▸ Written request
Can you restate the records below word for word?

***

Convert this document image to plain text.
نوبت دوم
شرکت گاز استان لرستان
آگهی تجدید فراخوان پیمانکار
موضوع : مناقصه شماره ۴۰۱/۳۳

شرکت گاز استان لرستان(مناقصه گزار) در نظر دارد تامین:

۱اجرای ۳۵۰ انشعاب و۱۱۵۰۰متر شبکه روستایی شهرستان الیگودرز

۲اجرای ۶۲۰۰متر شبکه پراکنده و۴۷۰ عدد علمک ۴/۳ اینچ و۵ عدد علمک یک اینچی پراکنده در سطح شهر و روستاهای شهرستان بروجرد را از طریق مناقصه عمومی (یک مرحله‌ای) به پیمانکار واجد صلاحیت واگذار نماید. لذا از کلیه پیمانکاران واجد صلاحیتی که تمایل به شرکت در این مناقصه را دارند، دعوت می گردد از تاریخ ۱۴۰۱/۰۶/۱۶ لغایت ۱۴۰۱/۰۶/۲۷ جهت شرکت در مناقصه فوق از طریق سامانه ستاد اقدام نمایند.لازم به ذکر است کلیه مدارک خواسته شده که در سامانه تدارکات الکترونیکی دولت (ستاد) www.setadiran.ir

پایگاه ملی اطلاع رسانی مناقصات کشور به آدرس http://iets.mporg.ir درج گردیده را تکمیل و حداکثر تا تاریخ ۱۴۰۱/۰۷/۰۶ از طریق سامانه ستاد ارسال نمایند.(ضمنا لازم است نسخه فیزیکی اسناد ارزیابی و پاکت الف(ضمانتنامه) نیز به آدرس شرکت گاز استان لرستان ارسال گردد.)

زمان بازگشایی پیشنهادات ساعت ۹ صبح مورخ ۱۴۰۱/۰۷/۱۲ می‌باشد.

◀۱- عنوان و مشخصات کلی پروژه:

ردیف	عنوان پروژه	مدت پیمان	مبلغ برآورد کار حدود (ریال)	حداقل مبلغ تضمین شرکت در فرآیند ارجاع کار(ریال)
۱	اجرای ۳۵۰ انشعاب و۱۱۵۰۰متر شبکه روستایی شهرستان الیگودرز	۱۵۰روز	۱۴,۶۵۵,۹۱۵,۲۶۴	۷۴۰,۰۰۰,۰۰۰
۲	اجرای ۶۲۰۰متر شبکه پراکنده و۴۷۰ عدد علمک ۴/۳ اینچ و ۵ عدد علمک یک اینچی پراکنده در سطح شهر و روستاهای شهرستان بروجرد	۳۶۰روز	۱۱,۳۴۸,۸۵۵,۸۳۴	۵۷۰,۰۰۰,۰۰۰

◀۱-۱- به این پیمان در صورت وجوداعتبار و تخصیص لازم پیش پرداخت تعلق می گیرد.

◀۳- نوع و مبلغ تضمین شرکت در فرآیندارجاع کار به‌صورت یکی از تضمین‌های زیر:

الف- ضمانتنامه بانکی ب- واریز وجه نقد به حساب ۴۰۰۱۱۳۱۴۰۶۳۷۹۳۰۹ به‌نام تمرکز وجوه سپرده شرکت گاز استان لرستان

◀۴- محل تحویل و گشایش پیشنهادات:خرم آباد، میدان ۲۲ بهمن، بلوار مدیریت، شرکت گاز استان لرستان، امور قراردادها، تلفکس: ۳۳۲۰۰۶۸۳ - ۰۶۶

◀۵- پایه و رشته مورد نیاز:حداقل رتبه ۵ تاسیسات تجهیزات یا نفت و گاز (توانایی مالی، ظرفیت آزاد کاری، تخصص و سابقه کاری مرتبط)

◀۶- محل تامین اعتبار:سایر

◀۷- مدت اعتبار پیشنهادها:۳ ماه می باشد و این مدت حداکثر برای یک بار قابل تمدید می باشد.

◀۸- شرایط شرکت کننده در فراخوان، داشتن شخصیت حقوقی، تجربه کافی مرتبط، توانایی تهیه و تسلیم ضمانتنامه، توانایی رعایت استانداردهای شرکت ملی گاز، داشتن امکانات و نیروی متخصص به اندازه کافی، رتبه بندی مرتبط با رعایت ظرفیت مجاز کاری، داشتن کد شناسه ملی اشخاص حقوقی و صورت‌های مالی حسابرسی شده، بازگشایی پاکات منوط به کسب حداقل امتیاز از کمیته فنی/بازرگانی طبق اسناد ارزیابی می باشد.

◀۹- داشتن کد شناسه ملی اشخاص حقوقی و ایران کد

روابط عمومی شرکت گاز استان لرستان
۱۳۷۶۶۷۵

***

▸ Full solution
Convert this document image to plain text.
نوبت دوم
شرکت گاز استان لرستان
آگهی تجدید فراخوان پیمانکار
موضوع : مناقصه شماره ۴۰۱/۳۳

شرکت گاز استان لرستان(مناقصه گزار) در نظر دارد تامین:

۱اجرای ۳۵۰ انشعاب و۱۱۵۰۰متر شبکه روستایی شهرستان الیگودرز

۲اجرای ۶۲۰۰متر شبکه پراکنده و۴۷۰ عدد علمک ۴/۳ اینچ و۵ عدد علمک یک اینچی پراکنده در سطح شهر و روستاهای شهرستان بروجرد را از طریق مناقصه عمومی (یک مرحله‌ای) به پیمانکار واجد صلاحیت واگذار نماید. لذا از کلیه پیمانکاران واجد صلاحیتی که تمایل به شرکت در این مناقصه را دارند، دعوت می گردد از تاریخ ۱۴۰۱/۰۶/۱۶ لغایت ۱۴۰۱/۰۶/۲۷ جهت شرکت در مناقصه فوق از طریق سامانه ستاد اقدام نمایند.لازم به ذکر است کلیه مدارک خواسته شده که در سامانه تدارکات الکترونیکی دولت (ستاد) www.setadiran.ir

پایگاه ملی اطلاع رسانی مناقصات کشور به آدرس http://iets.mporg.ir درج گردیده را تکمیل و حداکثر تا تاریخ ۱۴۰۱/۰۷/۰۶ از طریق سامانه ستاد ارسال نمایند.(ضمنا لازم است نسخه فیزیکی اسناد ارزیابی و پاکت الف(ضمانتنامه) نیز به آدرس شرکت گاز استان لرستان ارسال گردد.)

زمان بازگشایی پیشنهادات ساعت ۹ صبح مورخ ۱۴۰۱/۰۷/۱۲ می‌باشد.

◀۱- عنوان و مشخصات کلی پروژه:

ردیف	عنوان پروژه	مدت پیمان	مبلغ برآورد کار حدود (ریال)	حداقل مبلغ تضمین شرکت در فرآیند ارجاع کار(ریال)
۱	اجرای ۳۵۰ انشعاب و۱۱۵۰۰متر شبکه روستایی شهرستان الیگودرز	۱۵۰روز	۱۴,۶۵۵,۹۱۵,۲۶۴	۷۴۰,۰۰۰,۰۰۰
۲	اجرای ۶۲۰۰متر شبکه پراکنده و۴۷۰ عدد علمک ۴/۳ اینچ و ۵ عدد علمک یک اینچی پراکنده در سطح شهر و روستاهای شهرستان بروجرد	۳۶۰روز	۱۱,۳۴۸,۸۵۵,۸۳۴	۵۷۰,۰۰۰,۰۰۰

◀۱-۱- به این پیمان در صورت وجوداعتبار و تخصیص لازم پیش پرداخت تعلق می گیرد.

◀۳- نوع و مبلغ تضمین شرکت در فرآیندارجاع کار به‌صورت یکی از تضمین‌های زیر:

الف- ضمانتنامه بانکی ب- واریز وجه نقد به حساب ۴۰۰۱۱۳۱۴۰۶۳۷۹۳۰۹ به‌نام تمرکز وجوه سپرده شرکت گاز استان لرستان

◀۴- محل تحویل و گشایش پیشنهادات:خرم آباد، میدان ۲۲ بهمن، بلوار مدیریت، شرکت گاز استان لرستان، امور قراردادها، تلفکس: ۳۳۲۰۰۶۸۳ - ۰۶۶

◀۵- پایه و رشته مورد نیاز:حداقل رتبه ۵ تاسیسات تجهیزات یا نفت و گاز (توانایی مالی، ظرفیت آزاد کاری، تخصص و سابقه کاری مرتبط)

◀۶- محل تامین اعتبار:سایر

◀۷- مدت اعتبار پیشنهادها:۳ ماه می باشد و این مدت حداکثر برای یک بار قابل تمدید می باشد.

◀۸- شرایط شرکت کننده در فراخوان، داشتن شخصیت حقوقی، تجربه کافی مرتبط، توانایی تهیه و تسلیم ضمانتنامه، توانایی رعایت استانداردهای شرکت ملی گاز، داشتن امکانات و نیروی متخصص به اندازه کافی، رتبه بندی مرتبط با رعایت ظرفیت مجاز کاری، داشتن کد شناسه ملی اشخاص حقوقی و صورت‌های مالی حسابرسی شده، بازگشایی پاکات منوط به کسب حداقل امتیاز از کمیته فنی/بازرگانی طبق اسناد ارزیابی می باشد.

◀۹- داشتن کد شناسه ملی اشخاص حقوقی و ایران کد

روابط عمومی شرکت گاز استان لرستان
۱۳۷۶۶۷۵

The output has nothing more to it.